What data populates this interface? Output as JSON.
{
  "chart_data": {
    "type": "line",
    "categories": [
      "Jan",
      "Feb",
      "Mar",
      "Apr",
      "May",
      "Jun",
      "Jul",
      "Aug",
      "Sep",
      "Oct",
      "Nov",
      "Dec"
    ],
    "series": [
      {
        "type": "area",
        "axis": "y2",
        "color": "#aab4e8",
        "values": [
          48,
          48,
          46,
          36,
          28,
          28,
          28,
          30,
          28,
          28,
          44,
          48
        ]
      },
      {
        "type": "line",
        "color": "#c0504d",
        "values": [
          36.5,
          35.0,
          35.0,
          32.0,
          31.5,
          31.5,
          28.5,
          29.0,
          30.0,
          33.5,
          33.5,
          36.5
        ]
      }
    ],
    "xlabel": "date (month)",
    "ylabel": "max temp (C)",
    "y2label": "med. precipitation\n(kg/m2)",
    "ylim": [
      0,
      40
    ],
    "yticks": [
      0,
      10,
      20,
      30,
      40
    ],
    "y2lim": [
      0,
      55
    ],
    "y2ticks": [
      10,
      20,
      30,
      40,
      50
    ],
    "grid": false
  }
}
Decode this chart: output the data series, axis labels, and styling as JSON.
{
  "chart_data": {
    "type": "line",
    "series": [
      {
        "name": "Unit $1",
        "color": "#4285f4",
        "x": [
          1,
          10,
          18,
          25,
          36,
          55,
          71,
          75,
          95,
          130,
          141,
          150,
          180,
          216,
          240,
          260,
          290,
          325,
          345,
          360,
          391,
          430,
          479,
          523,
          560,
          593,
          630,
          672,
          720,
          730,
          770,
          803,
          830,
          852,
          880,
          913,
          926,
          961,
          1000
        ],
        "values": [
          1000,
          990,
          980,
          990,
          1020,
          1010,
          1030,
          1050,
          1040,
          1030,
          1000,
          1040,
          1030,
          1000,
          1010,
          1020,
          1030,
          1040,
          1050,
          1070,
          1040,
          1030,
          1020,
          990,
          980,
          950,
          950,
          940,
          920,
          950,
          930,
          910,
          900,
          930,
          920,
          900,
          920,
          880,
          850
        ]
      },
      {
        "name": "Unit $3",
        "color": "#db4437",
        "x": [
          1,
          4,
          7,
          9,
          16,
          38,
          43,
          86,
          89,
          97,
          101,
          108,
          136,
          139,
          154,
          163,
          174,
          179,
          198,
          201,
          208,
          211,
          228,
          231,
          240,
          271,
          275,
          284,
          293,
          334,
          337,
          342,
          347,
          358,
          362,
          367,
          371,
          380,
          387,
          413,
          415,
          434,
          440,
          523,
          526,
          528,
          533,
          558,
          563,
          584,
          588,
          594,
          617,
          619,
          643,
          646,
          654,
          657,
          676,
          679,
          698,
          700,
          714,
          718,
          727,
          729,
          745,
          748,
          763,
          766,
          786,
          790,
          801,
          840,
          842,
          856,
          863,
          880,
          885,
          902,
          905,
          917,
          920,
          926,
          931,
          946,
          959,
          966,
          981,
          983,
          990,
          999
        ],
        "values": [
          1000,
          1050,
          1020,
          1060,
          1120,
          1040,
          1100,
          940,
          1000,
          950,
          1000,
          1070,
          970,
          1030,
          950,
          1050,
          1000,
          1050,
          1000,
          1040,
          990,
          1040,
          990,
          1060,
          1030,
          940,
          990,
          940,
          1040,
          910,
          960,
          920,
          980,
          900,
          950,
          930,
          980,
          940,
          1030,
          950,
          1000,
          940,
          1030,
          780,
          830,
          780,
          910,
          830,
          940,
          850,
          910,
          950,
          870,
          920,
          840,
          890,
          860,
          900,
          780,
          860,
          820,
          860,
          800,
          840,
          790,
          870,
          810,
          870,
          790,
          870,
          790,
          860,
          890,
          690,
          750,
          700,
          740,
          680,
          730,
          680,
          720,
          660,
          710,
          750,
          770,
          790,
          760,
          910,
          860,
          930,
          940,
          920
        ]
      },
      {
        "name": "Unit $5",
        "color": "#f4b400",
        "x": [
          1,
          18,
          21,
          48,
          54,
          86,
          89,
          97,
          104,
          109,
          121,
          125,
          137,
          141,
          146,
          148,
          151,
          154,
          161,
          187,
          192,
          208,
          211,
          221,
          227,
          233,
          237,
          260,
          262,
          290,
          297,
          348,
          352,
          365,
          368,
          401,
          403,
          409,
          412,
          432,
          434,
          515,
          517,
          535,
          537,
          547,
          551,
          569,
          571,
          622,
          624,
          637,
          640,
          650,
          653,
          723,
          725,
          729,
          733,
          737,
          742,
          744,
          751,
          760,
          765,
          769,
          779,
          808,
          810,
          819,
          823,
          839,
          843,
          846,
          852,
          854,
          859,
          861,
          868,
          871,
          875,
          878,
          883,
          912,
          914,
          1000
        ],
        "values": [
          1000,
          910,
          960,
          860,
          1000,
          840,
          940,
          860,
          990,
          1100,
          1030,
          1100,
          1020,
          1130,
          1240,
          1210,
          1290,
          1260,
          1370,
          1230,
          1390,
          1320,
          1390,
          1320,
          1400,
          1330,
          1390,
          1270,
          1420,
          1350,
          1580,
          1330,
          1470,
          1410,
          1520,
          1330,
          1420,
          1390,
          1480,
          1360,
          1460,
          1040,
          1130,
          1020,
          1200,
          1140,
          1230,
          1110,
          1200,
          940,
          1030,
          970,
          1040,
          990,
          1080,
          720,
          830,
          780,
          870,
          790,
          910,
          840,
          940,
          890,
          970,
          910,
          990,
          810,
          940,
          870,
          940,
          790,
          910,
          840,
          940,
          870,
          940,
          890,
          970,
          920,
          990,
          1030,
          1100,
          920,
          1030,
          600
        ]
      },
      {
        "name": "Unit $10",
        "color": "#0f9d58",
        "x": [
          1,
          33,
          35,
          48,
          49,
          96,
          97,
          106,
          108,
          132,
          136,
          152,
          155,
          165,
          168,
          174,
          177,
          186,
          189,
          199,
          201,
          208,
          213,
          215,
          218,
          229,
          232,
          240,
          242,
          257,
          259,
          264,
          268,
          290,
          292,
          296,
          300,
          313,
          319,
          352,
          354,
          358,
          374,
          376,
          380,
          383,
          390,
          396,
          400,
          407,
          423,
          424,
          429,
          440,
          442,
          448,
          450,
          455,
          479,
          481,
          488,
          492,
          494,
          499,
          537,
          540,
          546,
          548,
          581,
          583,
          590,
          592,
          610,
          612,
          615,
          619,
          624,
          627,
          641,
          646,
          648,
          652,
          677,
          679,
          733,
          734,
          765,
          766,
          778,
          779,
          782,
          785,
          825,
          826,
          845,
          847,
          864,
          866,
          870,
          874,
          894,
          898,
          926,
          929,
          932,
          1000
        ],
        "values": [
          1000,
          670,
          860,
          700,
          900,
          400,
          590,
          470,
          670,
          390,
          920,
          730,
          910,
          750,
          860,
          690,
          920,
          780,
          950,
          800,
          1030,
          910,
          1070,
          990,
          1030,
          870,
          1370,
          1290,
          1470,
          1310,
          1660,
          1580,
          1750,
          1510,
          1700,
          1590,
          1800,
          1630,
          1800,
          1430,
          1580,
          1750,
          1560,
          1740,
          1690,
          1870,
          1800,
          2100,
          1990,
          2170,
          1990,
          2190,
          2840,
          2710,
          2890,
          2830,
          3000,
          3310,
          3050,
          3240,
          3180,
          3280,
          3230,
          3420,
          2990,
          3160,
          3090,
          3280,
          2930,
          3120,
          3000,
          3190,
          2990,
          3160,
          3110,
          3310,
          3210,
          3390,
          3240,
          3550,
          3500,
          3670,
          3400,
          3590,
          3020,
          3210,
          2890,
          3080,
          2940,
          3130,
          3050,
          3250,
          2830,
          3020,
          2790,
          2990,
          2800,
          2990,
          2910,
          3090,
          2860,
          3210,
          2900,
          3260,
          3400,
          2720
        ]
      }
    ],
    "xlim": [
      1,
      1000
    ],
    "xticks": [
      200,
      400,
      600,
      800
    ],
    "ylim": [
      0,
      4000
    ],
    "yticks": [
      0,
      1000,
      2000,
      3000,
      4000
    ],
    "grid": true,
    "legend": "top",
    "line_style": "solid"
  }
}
== == ==
**CHALLENGE**
Pick out and copy the lines of the material that include the word "axis".

**SOLUTION TO THIS TASK**
        "axis": "y2",
Decode this chart: output the data series, axis labels, and styling as JSON.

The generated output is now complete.